---------- MATERIAL FOR THIS EXERCISE

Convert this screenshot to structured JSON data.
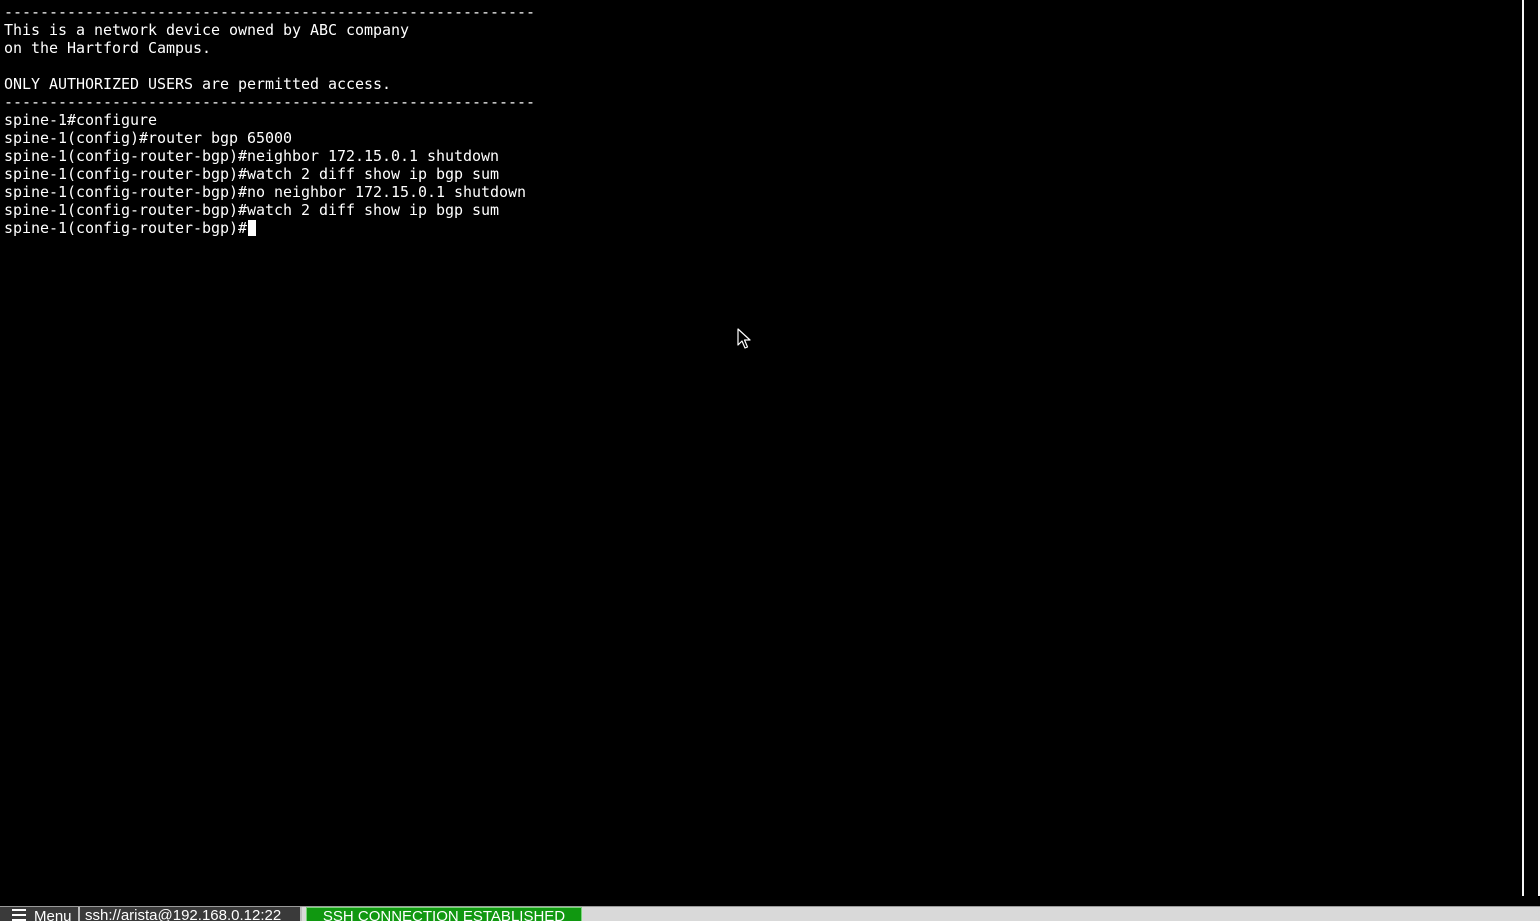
{
  "terminal": {
    "lines": [
      "-----------------------------------------------------------",
      "This is a network device owned by ABC company",
      "on the Hartford Campus.",
      "",
      "ONLY AUTHORIZED USERS are permitted access.",
      "-----------------------------------------------------------",
      "spine-1#configure",
      "spine-1(config)#router bgp 65000",
      "spine-1(config-router-bgp)#neighbor 172.15.0.1 shutdown",
      "spine-1(config-router-bgp)#watch 2 diff show ip bgp sum",
      "spine-1(config-router-bgp)#no neighbor 172.15.0.1 shutdown",
      "spine-1(config-router-bgp)#watch 2 diff show ip bgp sum"
    ],
    "prompt": "spine-1(config-router-bgp)#",
    "background": "#000000",
    "foreground": "#ffffff"
  },
  "statusbar": {
    "menu_icon": "hamburger-menu-icon",
    "menu_label": "Menu",
    "connection_url": "ssh://arista@192.168.0.12:22",
    "connection_status": "SSH CONNECTION ESTABLISHED",
    "status_color": "#109810"
  },
  "cursor": {
    "icon": "mouse-pointer-icon"
  }
}
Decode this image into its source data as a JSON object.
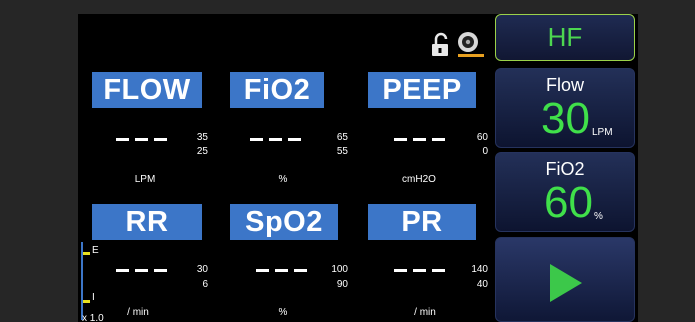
{
  "status": {
    "lock_icon": "unlock-icon",
    "alarm_icon": "speaker-icon"
  },
  "params_top": [
    {
      "label": "FLOW",
      "limit_high": "35",
      "limit_low": "25",
      "unit": "LPM"
    },
    {
      "label": "FiO2",
      "limit_high": "65",
      "limit_low": "55",
      "unit": "%"
    },
    {
      "label": "PEEP",
      "limit_high": "60",
      "limit_low": "0",
      "unit": "cmH2O"
    }
  ],
  "params_bottom": [
    {
      "label": "RR",
      "limit_high": "30",
      "limit_low": "6",
      "unit": "/ min"
    },
    {
      "label": "SpO2",
      "limit_high": "100",
      "limit_low": "90",
      "unit": "%"
    },
    {
      "label": "PR",
      "limit_high": "140",
      "limit_low": "40",
      "unit": "/ min"
    }
  ],
  "ei_indicator": {
    "top_label": "E",
    "bottom_label": "I",
    "ratio": "1.0"
  },
  "right_panel": {
    "mode": "HF",
    "flow": {
      "label": "Flow",
      "value": "30",
      "unit": "LPM"
    },
    "fio2": {
      "label": "FiO2",
      "value": "60",
      "unit": "%"
    },
    "start_icon": "play-icon"
  },
  "colors": {
    "label_blue": "#3c76c8",
    "value_green": "#40e04a",
    "mode_green": "#4dd650"
  }
}
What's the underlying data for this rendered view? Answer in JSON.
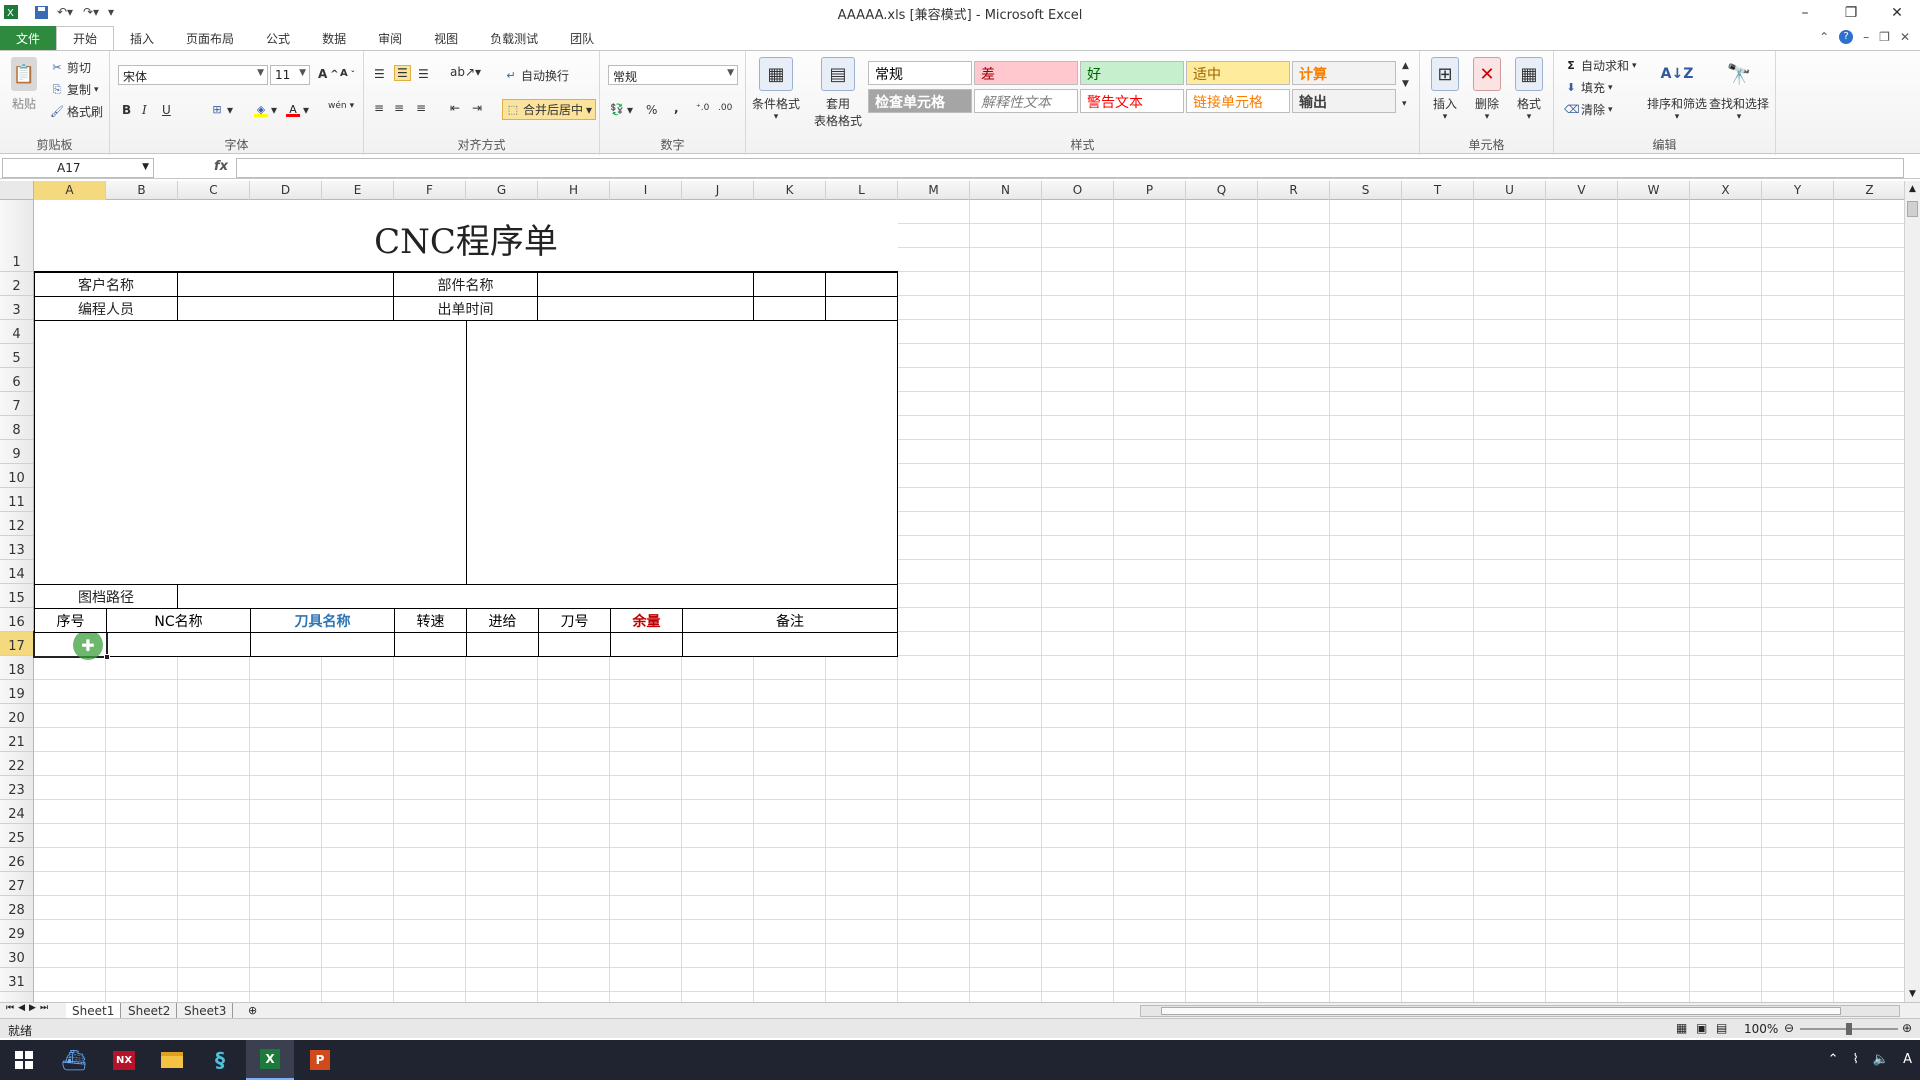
{
  "window": {
    "title": "AAAAA.xls  [兼容模式] - Microsoft Excel",
    "minimize_icon": "minimize-icon",
    "restore_icon": "restore-icon",
    "close_icon": "close-icon"
  },
  "quick_access": [
    "excel-logo-icon",
    "save-icon",
    "undo-icon",
    "redo-icon",
    "customize-qat-icon"
  ],
  "tabs": [
    {
      "label": "文件"
    },
    {
      "label": "开始"
    },
    {
      "label": "插入"
    },
    {
      "label": "页面布局"
    },
    {
      "label": "公式"
    },
    {
      "label": "数据"
    },
    {
      "label": "审阅"
    },
    {
      "label": "视图"
    },
    {
      "label": "负载测试"
    },
    {
      "label": "团队"
    }
  ],
  "ribbon": {
    "clipboard": {
      "label": "剪贴板",
      "paste": "粘贴",
      "cut": "剪切",
      "copy": "复制",
      "format_painter": "格式刷"
    },
    "font": {
      "label": "字体",
      "font_name": "宋体",
      "font_size": "11",
      "bold": "B",
      "italic": "I",
      "underline": "U",
      "wen": "wén"
    },
    "alignment": {
      "label": "对齐方式",
      "wrap": "自动换行",
      "merge": "合并后居中"
    },
    "number": {
      "label": "数字",
      "format": "常规",
      "percent": "%",
      "comma": ","
    },
    "styles": {
      "label": "样式",
      "conditional": "条件格式",
      "table_format_line1": "套用",
      "table_format_line2": "表格格式",
      "cells": [
        {
          "text": "常规",
          "bg": "#ffffff",
          "color": "#000000",
          "italic": false,
          "bold": false
        },
        {
          "text": "差",
          "bg": "#ffc7ce",
          "color": "#9c0006",
          "italic": false,
          "bold": false
        },
        {
          "text": "好",
          "bg": "#c6efce",
          "color": "#006100",
          "italic": false,
          "bold": false
        },
        {
          "text": "适中",
          "bg": "#ffeb9c",
          "color": "#9c6500",
          "italic": false,
          "bold": false
        },
        {
          "text": "计算",
          "bg": "#f2f2f2",
          "color": "#fa7d00",
          "italic": false,
          "bold": true
        },
        {
          "text": "检查单元格",
          "bg": "#a5a5a5",
          "color": "#ffffff",
          "italic": false,
          "bold": true
        },
        {
          "text": "解释性文本",
          "bg": "#ffffff",
          "color": "#7f7f7f",
          "italic": true,
          "bold": false
        },
        {
          "text": "警告文本",
          "bg": "#ffffff",
          "color": "#ff0000",
          "italic": false,
          "bold": false
        },
        {
          "text": "链接单元格",
          "bg": "#ffffff",
          "color": "#fa7d00",
          "italic": false,
          "bold": false
        },
        {
          "text": "输出",
          "bg": "#f2f2f2",
          "color": "#3f3f3f",
          "italic": false,
          "bold": true
        }
      ]
    },
    "cells": {
      "label": "单元格",
      "insert": "插入",
      "delete": "删除",
      "format": "格式"
    },
    "editing": {
      "label": "编辑",
      "autosum": "自动求和",
      "fill": "填充",
      "clear": "清除",
      "sort": "排序和筛选",
      "find": "查找和选择"
    }
  },
  "formula_bar": {
    "name_box": "A17",
    "fx": "fx",
    "value": ""
  },
  "columns": [
    "A",
    "B",
    "C",
    "D",
    "E",
    "F",
    "G",
    "H",
    "I",
    "J",
    "K",
    "L",
    "M",
    "N",
    "O",
    "P",
    "Q",
    "R",
    "S",
    "T",
    "U",
    "V",
    "W",
    "X",
    "Y",
    "Z"
  ],
  "selected_column": "A",
  "rows": [
    "1",
    "2",
    "3",
    "4",
    "5",
    "6",
    "7",
    "8",
    "9",
    "10",
    "11",
    "12",
    "13",
    "14",
    "15",
    "16",
    "17",
    "18",
    "19",
    "20",
    "21",
    "22",
    "23",
    "24",
    "25",
    "26",
    "27",
    "28",
    "29",
    "30",
    "31"
  ],
  "selected_row": "17",
  "sheet_form": {
    "title": "CNC程序单",
    "customer_label": "客户名称",
    "part_label": "部件名称",
    "programmer_label": "编程人员",
    "date_label": "出单时间",
    "path_label": "图档路径",
    "table_headers": [
      {
        "text": "序号",
        "color": "#000000",
        "bold": false
      },
      {
        "text": "NC名称",
        "color": "#000000",
        "bold": false
      },
      {
        "text": "刀具名称",
        "color": "#2e75b6",
        "bold": true
      },
      {
        "text": "转速",
        "color": "#000000",
        "bold": false
      },
      {
        "text": "进给",
        "color": "#000000",
        "bold": false
      },
      {
        "text": "刀号",
        "color": "#000000",
        "bold": false
      },
      {
        "text": "余量",
        "color": "#c00000",
        "bold": true
      },
      {
        "text": "备注",
        "color": "#000000",
        "bold": false
      }
    ]
  },
  "sheets": [
    {
      "name": "Sheet1",
      "active": true
    },
    {
      "name": "Sheet2",
      "active": false
    },
    {
      "name": "Sheet3",
      "active": false
    }
  ],
  "status": {
    "ready": "就绪",
    "zoom": "100%"
  },
  "taskbar": {
    "apps": [
      "start-icon",
      "app-icon",
      "nx-icon",
      "file-explorer-icon",
      "ps-icon",
      "excel-icon",
      "powerpoint-icon"
    ],
    "nx_label": "NX"
  }
}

--------------------

GIVEN INSTRUCTION: Are you able to set down all the lines above exactly, without any pictures?

REPLY TO THE TASK:
Convert this screenshot to structured JSON data.
{
  "terminal": {
    "lines": [
      "-----------------------------------------------------------",
      "This is a network device owned by ABC company",
      "on the Hartford Campus.",
      "",
      "ONLY AUTHORIZED USERS are permitted access.",
      "-----------------------------------------------------------",
      "spine-1#configure",
      "spine-1(config)#router bgp 65000",
      "spine-1(config-router-bgp)#neighbor 172.15.0.1 shutdown",
      "spine-1(config-router-bgp)#watch 2 diff show ip bgp sum",
      "spine-1(config-router-bgp)#no neighbor 172.15.0.1 shutdown",
      "spine-1(config-router-bgp)#watch 2 diff show ip bgp sum"
    ],
    "prompt": "spine-1(config-router-bgp)#",
    "background": "#000000",
    "foreground": "#ffffff"
  },
  "statusbar": {
    "menu_icon": "hamburger-menu-icon",
    "menu_label": "Menu",
    "connection_url": "ssh://arista@192.168.0.12:22",
    "connection_status": "SSH CONNECTION ESTABLISHED",
    "status_color": "#109810"
  },
  "cursor": {
    "icon": "mouse-pointer-icon"
  }
}
Decode this image into its source data as a JSON object.
{
  "status": {
    "lock_icon": "unlock-icon",
    "alarm_icon": "speaker-icon"
  },
  "params_top": [
    {
      "label": "FLOW",
      "limit_high": "35",
      "limit_low": "25",
      "unit": "LPM"
    },
    {
      "label": "FiO2",
      "limit_high": "65",
      "limit_low": "55",
      "unit": "%"
    },
    {
      "label": "PEEP",
      "limit_high": "60",
      "limit_low": "0",
      "unit": "cmH2O"
    }
  ],
  "params_bottom": [
    {
      "label": "RR",
      "limit_high": "30",
      "limit_low": "6",
      "unit": "/ min"
    },
    {
      "label": "SpO2",
      "limit_high": "100",
      "limit_low": "90",
      "unit": "%"
    },
    {
      "label": "PR",
      "limit_high": "140",
      "limit_low": "40",
      "unit": "/ min"
    }
  ],
  "ei_indicator": {
    "top_label": "E",
    "bottom_label": "I",
    "ratio": "1.0"
  },
  "right_panel": {
    "mode": "HF",
    "flow": {
      "label": "Flow",
      "value": "30",
      "unit": "LPM"
    },
    "fio2": {
      "label": "FiO2",
      "value": "60",
      "unit": "%"
    },
    "start_icon": "play-icon"
  },
  "colors": {
    "label_blue": "#3c76c8",
    "value_green": "#40e04a",
    "mode_green": "#4dd650"
  }
}
What's the underlying data for this rendered view? Answer in JSON.
{
  "window": {
    "title": "AAAAA.xls  [兼容模式] - Microsoft Excel",
    "minimize_icon": "minimize-icon",
    "restore_icon": "restore-icon",
    "close_icon": "close-icon"
  },
  "quick_access": [
    "excel-logo-icon",
    "save-icon",
    "undo-icon",
    "redo-icon",
    "customize-qat-icon"
  ],
  "tabs": [
    {
      "label": "文件"
    },
    {
      "label": "开始"
    },
    {
      "label": "插入"
    },
    {
      "label": "页面布局"
    },
    {
      "label": "公式"
    },
    {
      "label": "数据"
    },
    {
      "label": "审阅"
    },
    {
      "label": "视图"
    },
    {
      "label": "负载测试"
    },
    {
      "label": "团队"
    }
  ],
  "ribbon": {
    "clipboard": {
      "label": "剪贴板",
      "paste": "粘贴",
      "cut": "剪切",
      "copy": "复制",
      "format_painter": "格式刷"
    },
    "font": {
      "label": "字体",
      "font_name": "宋体",
      "font_size": "11",
      "bold": "B",
      "italic": "I",
      "underline": "U",
      "wen": "wén"
    },
    "alignment": {
      "label": "对齐方式",
      "wrap": "自动换行",
      "merge": "合并后居中"
    },
    "number": {
      "label": "数字",
      "format": "常规",
      "percent": "%",
      "comma": ","
    },
    "styles": {
      "label": "样式",
      "conditional": "条件格式",
      "table_format_line1": "套用",
      "table_format_line2": "表格格式",
      "cells": [
        {
          "text": "常规",
          "bg": "#ffffff",
          "color": "#000000",
          "italic": false,
          "bold": false
        },
        {
          "text": "差",
          "bg": "#ffc7ce",
          "color": "#9c0006",
          "italic": false,
          "bold": false
        },
        {
          "text": "好",
          "bg": "#c6efce",
          "color": "#006100",
          "italic": false,
          "bold": false
        },
        {
          "text": "适中",
          "bg": "#ffeb9c",
          "color": "#9c6500",
          "italic": false,
          "bold": false
        },
        {
          "text": "计算",
          "bg": "#f2f2f2",
          "color": "#fa7d00",
          "italic": false,
          "bold": true
        },
        {
          "text": "检查单元格",
          "bg": "#a5a5a5",
          "color": "#ffffff",
          "italic": false,
          "bold": true
        },
        {
          "text": "解释性文本",
          "bg": "#ffffff",
          "color": "#7f7f7f",
          "italic": true,
          "bold": false
        },
        {
          "text": "警告文本",
          "bg": "#ffffff",
          "color": "#ff0000",
          "italic": false,
          "bold": false
        },
        {
          "text": "链接单元格",
          "bg": "#ffffff",
          "color": "#fa7d00",
          "italic": false,
          "bold": false
        },
        {
          "text": "输出",
          "bg": "#f2f2f2",
          "color": "#3f3f3f",
          "italic": false,
          "bold": true
        }
      ]
    },
    "cells": {
      "label": "单元格",
      "insert": "插入",
      "delete": "删除",
      "format": "格式"
    },
    "editing": {
      "label": "编辑",
      "autosum": "自动求和",
      "fill": "填充",
      "clear": "清除",
      "sort": "排序和筛选",
      "find": "查找和选择"
    }
  },
  "formula_bar": {
    "name_box": "A17",
    "fx": "fx",
    "value": ""
  },
  "columns": [
    "A",
    "B",
    "C",
    "D",
    "E",
    "F",
    "G",
    "H",
    "I",
    "J",
    "K",
    "L",
    "M",
    "N",
    "O",
    "P",
    "Q",
    "R",
    "S",
    "T",
    "U",
    "V",
    "W",
    "X",
    "Y",
    "Z"
  ],
  "selected_column": "A",
  "rows": [
    "1",
    "2",
    "3",
    "4",
    "5",
    "6",
    "7",
    "8",
    "9",
    "10",
    "11",
    "12",
    "13",
    "14",
    "15",
    "16",
    "17",
    "18",
    "19",
    "20",
    "21",
    "22",
    "23",
    "24",
    "25",
    "26",
    "27",
    "28",
    "29",
    "30",
    "31"
  ],
  "selected_row": "17",
  "sheet_form": {
    "title": "CNC程序单",
    "customer_label": "客户名称",
    "part_label": "部件名称",
    "programmer_label": "编程人员",
    "date_label": "出单时间",
    "path_label": "图档路径",
    "table_headers": [
      {
        "text": "序号",
        "color": "#000000",
        "bold": false
      },
      {
        "text": "NC名称",
        "color": "#000000",
        "bold": false
      },
      {
        "text": "刀具名称",
        "color": "#2e75b6",
        "bold": true
      },
      {
        "text": "转速",
        "color": "#000000",
        "bold": false
      },
      {
        "text": "进给",
        "color": "#000000",
        "bold": false
      },
      {
        "text": "刀号",
        "color": "#000000",
        "bold": false
      },
      {
        "text": "余量",
        "color": "#c00000",
        "bold": true
      },
      {
        "text": "备注",
        "color": "#000000",
        "bold": false
      }
    ]
  },
  "sheets": [
    {
      "name": "Sheet1",
      "active": true
    },
    {
      "name": "Sheet2",
      "active": false
    },
    {
      "name": "Sheet3",
      "active": false
    }
  ],
  "status": {
    "ready": "就绪",
    "zoom": "100%"
  },
  "taskbar": {
    "apps": [
      "start-icon",
      "app-icon",
      "nx-icon",
      "file-explorer-icon",
      "ps-icon",
      "excel-icon",
      "powerpoint-icon"
    ],
    "nx_label": "NX"
  }
}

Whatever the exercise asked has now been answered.